● Recorded information
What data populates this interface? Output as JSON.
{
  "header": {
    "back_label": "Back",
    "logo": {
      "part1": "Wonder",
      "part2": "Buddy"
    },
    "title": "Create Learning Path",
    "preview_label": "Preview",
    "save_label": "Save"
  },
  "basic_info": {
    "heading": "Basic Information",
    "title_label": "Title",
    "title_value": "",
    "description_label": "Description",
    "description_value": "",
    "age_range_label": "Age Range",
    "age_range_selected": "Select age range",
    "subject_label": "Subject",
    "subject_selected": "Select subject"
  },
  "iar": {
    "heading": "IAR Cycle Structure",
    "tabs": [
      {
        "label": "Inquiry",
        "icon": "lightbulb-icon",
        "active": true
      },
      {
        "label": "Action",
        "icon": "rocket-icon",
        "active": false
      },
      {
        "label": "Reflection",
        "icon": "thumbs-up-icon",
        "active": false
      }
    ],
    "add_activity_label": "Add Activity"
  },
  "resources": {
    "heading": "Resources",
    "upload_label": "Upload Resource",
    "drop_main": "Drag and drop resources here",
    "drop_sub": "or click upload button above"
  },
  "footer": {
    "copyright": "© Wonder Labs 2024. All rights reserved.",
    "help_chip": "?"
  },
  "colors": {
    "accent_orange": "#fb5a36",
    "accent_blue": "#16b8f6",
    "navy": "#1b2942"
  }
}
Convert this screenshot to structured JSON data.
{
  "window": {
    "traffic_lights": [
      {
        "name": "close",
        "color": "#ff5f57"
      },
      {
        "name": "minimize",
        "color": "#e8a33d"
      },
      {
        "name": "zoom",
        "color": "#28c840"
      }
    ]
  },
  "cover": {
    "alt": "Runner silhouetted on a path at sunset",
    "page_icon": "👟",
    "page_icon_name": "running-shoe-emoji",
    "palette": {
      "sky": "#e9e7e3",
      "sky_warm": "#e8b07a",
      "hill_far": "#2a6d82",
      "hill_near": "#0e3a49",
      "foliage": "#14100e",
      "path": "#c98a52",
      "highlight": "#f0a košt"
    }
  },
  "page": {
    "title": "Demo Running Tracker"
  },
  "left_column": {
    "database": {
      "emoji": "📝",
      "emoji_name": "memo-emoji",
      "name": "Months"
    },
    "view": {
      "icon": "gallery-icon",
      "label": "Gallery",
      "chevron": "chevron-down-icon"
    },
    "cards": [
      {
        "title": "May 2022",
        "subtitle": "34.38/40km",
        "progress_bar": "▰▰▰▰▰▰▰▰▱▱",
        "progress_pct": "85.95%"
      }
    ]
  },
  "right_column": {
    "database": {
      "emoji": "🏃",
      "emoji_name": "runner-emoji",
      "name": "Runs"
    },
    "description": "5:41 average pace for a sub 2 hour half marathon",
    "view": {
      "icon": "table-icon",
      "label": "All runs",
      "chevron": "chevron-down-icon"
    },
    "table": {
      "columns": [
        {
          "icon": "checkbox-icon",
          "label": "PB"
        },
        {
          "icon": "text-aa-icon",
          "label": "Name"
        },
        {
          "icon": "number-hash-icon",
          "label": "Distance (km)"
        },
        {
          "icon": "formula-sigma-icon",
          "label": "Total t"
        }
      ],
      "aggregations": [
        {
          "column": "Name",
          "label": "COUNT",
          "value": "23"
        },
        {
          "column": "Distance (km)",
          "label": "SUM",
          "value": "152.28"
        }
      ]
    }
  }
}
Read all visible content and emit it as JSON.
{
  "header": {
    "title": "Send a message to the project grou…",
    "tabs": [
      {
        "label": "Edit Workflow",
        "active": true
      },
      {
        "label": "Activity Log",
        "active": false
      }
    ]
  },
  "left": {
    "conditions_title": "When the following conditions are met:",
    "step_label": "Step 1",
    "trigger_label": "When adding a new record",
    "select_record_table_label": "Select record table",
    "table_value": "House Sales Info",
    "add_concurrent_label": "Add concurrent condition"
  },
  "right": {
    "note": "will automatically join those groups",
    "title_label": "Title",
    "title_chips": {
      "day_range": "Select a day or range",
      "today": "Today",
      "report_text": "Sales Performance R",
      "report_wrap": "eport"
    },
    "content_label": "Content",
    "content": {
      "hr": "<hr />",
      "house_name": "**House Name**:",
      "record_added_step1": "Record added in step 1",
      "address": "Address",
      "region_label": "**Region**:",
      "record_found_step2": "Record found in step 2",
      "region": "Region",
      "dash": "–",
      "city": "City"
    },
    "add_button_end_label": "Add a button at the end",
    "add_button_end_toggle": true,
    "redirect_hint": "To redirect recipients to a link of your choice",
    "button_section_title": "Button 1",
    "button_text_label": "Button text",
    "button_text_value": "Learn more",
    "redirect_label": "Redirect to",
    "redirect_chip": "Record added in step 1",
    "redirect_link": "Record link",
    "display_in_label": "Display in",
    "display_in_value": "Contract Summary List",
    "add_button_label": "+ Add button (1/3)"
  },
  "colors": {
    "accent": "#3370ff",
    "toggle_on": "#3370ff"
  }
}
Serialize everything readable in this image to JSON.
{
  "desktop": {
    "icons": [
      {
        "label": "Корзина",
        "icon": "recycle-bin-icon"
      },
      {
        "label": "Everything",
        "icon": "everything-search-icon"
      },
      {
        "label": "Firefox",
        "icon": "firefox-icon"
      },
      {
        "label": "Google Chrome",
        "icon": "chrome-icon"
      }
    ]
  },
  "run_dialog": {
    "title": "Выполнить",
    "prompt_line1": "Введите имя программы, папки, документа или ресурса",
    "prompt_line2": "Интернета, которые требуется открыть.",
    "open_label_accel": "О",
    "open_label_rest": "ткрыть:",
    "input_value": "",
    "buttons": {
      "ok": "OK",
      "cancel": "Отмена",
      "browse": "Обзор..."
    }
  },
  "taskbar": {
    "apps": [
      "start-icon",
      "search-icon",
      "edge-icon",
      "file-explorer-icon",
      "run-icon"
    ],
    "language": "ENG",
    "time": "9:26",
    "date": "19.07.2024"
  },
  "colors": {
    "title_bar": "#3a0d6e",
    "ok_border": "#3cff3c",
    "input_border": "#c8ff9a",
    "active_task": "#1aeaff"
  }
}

● The request
Above are some records. Print them all exactly.

● Finished task
What data populates this interface? Output as JSON.
{
  "header": {
    "back_label": "Back",
    "logo": {
      "part1": "Wonder",
      "part2": "Buddy"
    },
    "title": "Create Learning Path",
    "preview_label": "Preview",
    "save_label": "Save"
  },
  "basic_info": {
    "heading": "Basic Information",
    "title_label": "Title",
    "title_value": "",
    "description_label": "Description",
    "description_value": "",
    "age_range_label": "Age Range",
    "age_range_selected": "Select age range",
    "subject_label": "Subject",
    "subject_selected": "Select subject"
  },
  "iar": {
    "heading": "IAR Cycle Structure",
    "tabs": [
      {
        "label": "Inquiry",
        "icon": "lightbulb-icon",
        "active": true
      },
      {
        "label": "Action",
        "icon": "rocket-icon",
        "active": false
      },
      {
        "label": "Reflection",
        "icon": "thumbs-up-icon",
        "active": false
      }
    ],
    "add_activity_label": "Add Activity"
  },
  "resources": {
    "heading": "Resources",
    "upload_label": "Upload Resource",
    "drop_main": "Drag and drop resources here",
    "drop_sub": "or click upload button above"
  },
  "footer": {
    "copyright": "© Wonder Labs 2024. All rights reserved.",
    "help_chip": "?"
  },
  "colors": {
    "accent_orange": "#fb5a36",
    "accent_blue": "#16b8f6",
    "navy": "#1b2942"
  }
}
Convert this screenshot to structured JSON data.
{
  "window": {
    "traffic_lights": [
      {
        "name": "close",
        "color": "#ff5f57"
      },
      {
        "name": "minimize",
        "color": "#e8a33d"
      },
      {
        "name": "zoom",
        "color": "#28c840"
      }
    ]
  },
  "cover": {
    "alt": "Runner silhouetted on a path at sunset",
    "page_icon": "👟",
    "page_icon_name": "running-shoe-emoji",
    "palette": {
      "sky": "#e9e7e3",
      "sky_warm": "#e8b07a",
      "hill_far": "#2a6d82",
      "hill_near": "#0e3a49",
      "foliage": "#14100e",
      "path": "#c98a52",
      "highlight": "#f0a košt"
    }
  },
  "page": {
    "title": "Demo Running Tracker"
  },
  "left_column": {
    "database": {
      "emoji": "📝",
      "emoji_name": "memo-emoji",
      "name": "Months"
    },
    "view": {
      "icon": "gallery-icon",
      "label": "Gallery",
      "chevron": "chevron-down-icon"
    },
    "cards": [
      {
        "title": "May 2022",
        "subtitle": "34.38/40km",
        "progress_bar": "▰▰▰▰▰▰▰▰▱▱",
        "progress_pct": "85.95%"
      }
    ]
  },
  "right_column": {
    "database": {
      "emoji": "🏃",
      "emoji_name": "runner-emoji",
      "name": "Runs"
    },
    "description": "5:41 average pace for a sub 2 hour half marathon",
    "view": {
      "icon": "table-icon",
      "label": "All runs",
      "chevron": "chevron-down-icon"
    },
    "table": {
      "columns": [
        {
          "icon": "checkbox-icon",
          "label": "PB"
        },
        {
          "icon": "text-aa-icon",
          "label": "Name"
        },
        {
          "icon": "number-hash-icon",
          "label": "Distance (km)"
        },
        {
          "icon": "formula-sigma-icon",
          "label": "Total t"
        }
      ],
      "aggregations": [
        {
          "column": "Name",
          "label": "COUNT",
          "value": "23"
        },
        {
          "column": "Distance (km)",
          "label": "SUM",
          "value": "152.28"
        }
      ]
    }
  }
}
Read all visible content and emit it as JSON.
{
  "header": {
    "title": "Send a message to the project grou…",
    "tabs": [
      {
        "label": "Edit Workflow",
        "active": true
      },
      {
        "label": "Activity Log",
        "active": false
      }
    ]
  },
  "left": {
    "conditions_title": "When the following conditions are met:",
    "step_label": "Step 1",
    "trigger_label": "When adding a new record",
    "select_record_table_label": "Select record table",
    "table_value": "House Sales Info",
    "add_concurrent_label": "Add concurrent condition"
  },
  "right": {
    "note": "will automatically join those groups",
    "title_label": "Title",
    "title_chips": {
      "day_range": "Select a day or range",
      "today": "Today",
      "report_text": "Sales Performance R",
      "report_wrap": "eport"
    },
    "content_label": "Content",
    "content": {
      "hr": "<hr />",
      "house_name": "**House Name**:",
      "record_added_step1": "Record added in step 1",
      "address": "Address",
      "region_label": "**Region**:",
      "record_found_step2": "Record found in step 2",
      "region": "Region",
      "dash": "–",
      "city": "City"
    },
    "add_button_end_label": "Add a button at the end",
    "add_button_end_toggle": true,
    "redirect_hint": "To redirect recipients to a link of your choice",
    "button_section_title": "Button 1",
    "button_text_label": "Button text",
    "button_text_value": "Learn more",
    "redirect_label": "Redirect to",
    "redirect_chip": "Record added in step 1",
    "redirect_link": "Record link",
    "display_in_label": "Display in",
    "display_in_value": "Contract Summary List",
    "add_button_label": "+ Add button (1/3)"
  },
  "colors": {
    "accent": "#3370ff",
    "toggle_on": "#3370ff"
  }
}
Serialize everything readable in this image to JSON.
{
  "desktop": {
    "icons": [
      {
        "label": "Корзина",
        "icon": "recycle-bin-icon"
      },
      {
        "label": "Everything",
        "icon": "everything-search-icon"
      },
      {
        "label": "Firefox",
        "icon": "firefox-icon"
      },
      {
        "label": "Google Chrome",
        "icon": "chrome-icon"
      }
    ]
  },
  "run_dialog": {
    "title": "Выполнить",
    "prompt_line1": "Введите имя программы, папки, документа или ресурса",
    "prompt_line2": "Интернета, которые требуется открыть.",
    "open_label_accel": "О",
    "open_label_rest": "ткрыть:",
    "input_value": "",
    "buttons": {
      "ok": "OK",
      "cancel": "Отмена",
      "browse": "Обзор..."
    }
  },
  "taskbar": {
    "apps": [
      "start-icon",
      "search-icon",
      "edge-icon",
      "file-explorer-icon",
      "run-icon"
    ],
    "language": "ENG",
    "time": "9:26",
    "date": "19.07.2024"
  },
  "colors": {
    "title_bar": "#3a0d6e",
    "ok_border": "#3cff3c",
    "input_border": "#c8ff9a",
    "active_task": "#1aeaff"
  }
}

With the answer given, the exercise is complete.